EXERCISE PROMPT :: Extend the notes on prototyping and user needfinding, carrying on from their last line.

SOURCE EXTRACT ::
_ _ _ _

Thursday, October 4, 2012

Prototyping and mockups

Storyboars

  • Don't focus on UI before focusing on the task the UI should help to accomplish.
  • Story boarding focuses only on tasks.
  • It should focus on tasks that a persons UI helps them to accomplish.
  • Shows flow in time and key points at it.
  • Use stars for drawing people  - star people :).
  • At the end the positive outcome should also be added.
It should convey:

 Setting 
  1. people involved
  2. environment
  3. task being accomplished
 Sequence 
  1. What steps are involved?
  2. What leads someone to use the app?
  3. What task is being illustrated?
 Satisfaction 
  1. What motivates people to use the system?
  2. What does this enable people to accomplish?
  3. What need does the system fill?
Use timeframe! Dont spend too much time doing it!

Paper prototyping


Be creative and you can use all kinds of materials !

Digital mockups
If you need already more pixel based preview of your design idea.

Tuesday, October 2, 2012

Additional needfinding strategies

Diary studies - users add records of specific piece of information; tailor the recording to the context; the easier the  tools are for participants to record their stuff the better results you will get.

Experience sampling - beep people that they would write down a piece of information at that moment. (where are you, how happy are you, how energetic do you feel .. )

Lead users- they can give a lot of ideas about great solutions ;  they sometimes already have done some hacks themselves.

Extreme users - you can see what kind of problems occur if a system is used extremely ..

=====================================

Keep in mind the users from whom you did study a lot from the beginning . To do that create personas.

A model of a person, an example
Include demographic information, but also capture persons motivation, beliefs, intentions, behavior, goals
Draw a picture or have a photo of your persona - it makes it more real
Give them a name, occupation, background, social situation, hopes - story to tell
Knowing what your persona thinks, does and feel helps to build empathy

Helps to understand the state of mind, emotion, philosophy, beliefs or point of view of the user.

_ _ _ _

RECORD EXTRACTS ::
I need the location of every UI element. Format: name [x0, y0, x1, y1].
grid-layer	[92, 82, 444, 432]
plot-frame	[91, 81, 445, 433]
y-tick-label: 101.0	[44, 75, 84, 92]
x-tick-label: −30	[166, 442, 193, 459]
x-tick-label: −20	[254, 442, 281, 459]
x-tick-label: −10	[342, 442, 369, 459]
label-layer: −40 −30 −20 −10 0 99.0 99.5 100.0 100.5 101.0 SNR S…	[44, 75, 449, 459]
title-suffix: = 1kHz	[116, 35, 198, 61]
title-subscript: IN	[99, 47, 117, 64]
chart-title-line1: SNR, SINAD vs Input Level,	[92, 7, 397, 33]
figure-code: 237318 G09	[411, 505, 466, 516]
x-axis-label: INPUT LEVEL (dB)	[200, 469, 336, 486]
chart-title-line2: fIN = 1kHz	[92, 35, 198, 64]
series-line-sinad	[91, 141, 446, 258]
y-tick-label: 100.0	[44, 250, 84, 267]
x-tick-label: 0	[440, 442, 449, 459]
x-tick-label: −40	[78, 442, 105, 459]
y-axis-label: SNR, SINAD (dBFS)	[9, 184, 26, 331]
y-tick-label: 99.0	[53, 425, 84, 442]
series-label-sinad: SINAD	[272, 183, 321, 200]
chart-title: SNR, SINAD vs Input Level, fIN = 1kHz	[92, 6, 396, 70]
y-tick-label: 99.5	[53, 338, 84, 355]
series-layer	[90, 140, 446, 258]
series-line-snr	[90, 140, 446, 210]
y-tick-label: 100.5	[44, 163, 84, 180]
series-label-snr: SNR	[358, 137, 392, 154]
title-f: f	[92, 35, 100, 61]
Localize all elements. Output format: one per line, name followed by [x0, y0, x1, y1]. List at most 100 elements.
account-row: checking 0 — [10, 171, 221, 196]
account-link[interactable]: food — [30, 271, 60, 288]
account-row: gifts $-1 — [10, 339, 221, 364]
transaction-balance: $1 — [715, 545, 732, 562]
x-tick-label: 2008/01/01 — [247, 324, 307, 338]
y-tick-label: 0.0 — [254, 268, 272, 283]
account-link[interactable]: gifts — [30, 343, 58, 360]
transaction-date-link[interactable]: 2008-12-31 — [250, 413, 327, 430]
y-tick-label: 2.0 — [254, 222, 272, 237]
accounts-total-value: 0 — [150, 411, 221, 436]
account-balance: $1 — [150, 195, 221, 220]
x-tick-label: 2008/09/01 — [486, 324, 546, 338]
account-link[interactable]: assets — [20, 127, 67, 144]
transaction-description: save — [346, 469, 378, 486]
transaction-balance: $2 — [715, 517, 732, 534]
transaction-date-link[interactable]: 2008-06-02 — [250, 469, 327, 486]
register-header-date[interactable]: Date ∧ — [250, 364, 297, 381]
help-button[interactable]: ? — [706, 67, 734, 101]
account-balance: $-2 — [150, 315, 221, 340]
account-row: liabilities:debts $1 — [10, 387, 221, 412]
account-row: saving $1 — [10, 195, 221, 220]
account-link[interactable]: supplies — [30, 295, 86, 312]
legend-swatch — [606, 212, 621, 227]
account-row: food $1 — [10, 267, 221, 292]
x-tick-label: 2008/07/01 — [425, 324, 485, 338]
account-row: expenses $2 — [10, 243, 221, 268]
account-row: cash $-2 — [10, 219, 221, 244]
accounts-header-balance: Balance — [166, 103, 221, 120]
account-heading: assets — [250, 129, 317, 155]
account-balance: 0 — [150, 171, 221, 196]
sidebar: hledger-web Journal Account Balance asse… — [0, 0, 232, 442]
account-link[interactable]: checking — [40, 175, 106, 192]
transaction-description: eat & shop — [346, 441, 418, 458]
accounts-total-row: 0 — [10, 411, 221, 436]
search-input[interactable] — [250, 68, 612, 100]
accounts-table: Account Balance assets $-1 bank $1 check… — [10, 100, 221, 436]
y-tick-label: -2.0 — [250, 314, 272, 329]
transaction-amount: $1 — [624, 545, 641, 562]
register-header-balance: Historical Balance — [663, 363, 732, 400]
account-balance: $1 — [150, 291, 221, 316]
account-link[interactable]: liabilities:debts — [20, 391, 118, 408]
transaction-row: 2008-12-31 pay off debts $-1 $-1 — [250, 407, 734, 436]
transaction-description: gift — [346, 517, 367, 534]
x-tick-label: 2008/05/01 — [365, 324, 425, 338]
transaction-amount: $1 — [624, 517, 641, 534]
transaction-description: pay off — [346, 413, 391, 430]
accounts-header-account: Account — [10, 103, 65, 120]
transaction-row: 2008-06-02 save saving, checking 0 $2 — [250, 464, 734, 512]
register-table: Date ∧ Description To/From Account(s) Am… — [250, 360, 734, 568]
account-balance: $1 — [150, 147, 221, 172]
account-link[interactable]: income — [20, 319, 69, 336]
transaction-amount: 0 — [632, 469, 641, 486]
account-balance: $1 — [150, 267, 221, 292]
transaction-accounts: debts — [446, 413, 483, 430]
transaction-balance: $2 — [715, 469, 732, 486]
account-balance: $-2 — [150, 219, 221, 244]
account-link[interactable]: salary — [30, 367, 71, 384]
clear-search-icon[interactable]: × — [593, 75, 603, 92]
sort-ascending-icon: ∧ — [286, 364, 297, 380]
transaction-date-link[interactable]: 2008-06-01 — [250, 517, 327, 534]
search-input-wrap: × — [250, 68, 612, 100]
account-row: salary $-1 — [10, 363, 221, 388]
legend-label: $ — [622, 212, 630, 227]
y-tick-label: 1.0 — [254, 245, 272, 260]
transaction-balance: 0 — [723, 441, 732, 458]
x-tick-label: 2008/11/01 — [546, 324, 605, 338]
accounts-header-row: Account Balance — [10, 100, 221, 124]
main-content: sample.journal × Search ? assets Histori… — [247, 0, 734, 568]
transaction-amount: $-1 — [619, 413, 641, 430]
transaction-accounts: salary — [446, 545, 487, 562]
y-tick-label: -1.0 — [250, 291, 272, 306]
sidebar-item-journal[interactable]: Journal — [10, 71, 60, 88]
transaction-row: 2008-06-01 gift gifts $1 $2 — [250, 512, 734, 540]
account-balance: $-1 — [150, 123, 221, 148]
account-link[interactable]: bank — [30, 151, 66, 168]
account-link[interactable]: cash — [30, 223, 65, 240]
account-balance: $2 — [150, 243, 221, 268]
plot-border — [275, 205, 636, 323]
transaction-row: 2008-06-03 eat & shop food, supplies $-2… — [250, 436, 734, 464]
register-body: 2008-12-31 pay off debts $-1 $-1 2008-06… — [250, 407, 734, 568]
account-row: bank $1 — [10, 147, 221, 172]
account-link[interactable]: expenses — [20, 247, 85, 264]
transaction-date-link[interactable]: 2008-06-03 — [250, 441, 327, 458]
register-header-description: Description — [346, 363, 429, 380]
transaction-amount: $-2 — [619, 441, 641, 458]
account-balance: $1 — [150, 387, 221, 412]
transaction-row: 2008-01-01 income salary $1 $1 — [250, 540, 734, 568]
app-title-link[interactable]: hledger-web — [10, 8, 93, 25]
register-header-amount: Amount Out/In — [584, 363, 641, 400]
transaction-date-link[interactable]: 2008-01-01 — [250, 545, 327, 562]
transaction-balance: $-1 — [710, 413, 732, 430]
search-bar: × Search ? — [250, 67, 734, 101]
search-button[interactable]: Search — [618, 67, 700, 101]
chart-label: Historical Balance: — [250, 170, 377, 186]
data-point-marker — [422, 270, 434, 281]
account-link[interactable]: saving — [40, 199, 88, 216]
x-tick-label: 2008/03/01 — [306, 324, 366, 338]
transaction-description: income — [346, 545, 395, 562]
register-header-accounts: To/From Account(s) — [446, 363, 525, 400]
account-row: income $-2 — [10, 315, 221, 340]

_ _ _ _

RESPONSE TO THE TASK ::
Interviewing

Choose the right people for interviewing.

There can be many stakeholders to involve - non users, already users of some other system, representative of target user. But keep mind, find different users - representatives of major different user groups!

Thank people for their time - you can give them a little gift for example.

Approximate if necessary. For example - you are designing for doctors but you can´t reach real doctors at the beginning of your design process. You might use medical students instead - not the same but approximate    :).

The more open ended questions you ask, the more interesting answers you will get.

- no to leading questions
- no to design questions (what would you like a tool to be?)
- no to hypothetical scenarios 
- no to how often they do things
- no to asking to evaluate things on scale (what does a particular number mean in this case?)
- no to binary questions

Use more concrete questions.

Participant observation


  • Its good to be apprentice and do some hands on learning
Don´t believe what people say day do, watch them acting!

Dont´t ask leading questions if you don´t want to hear obvious answers.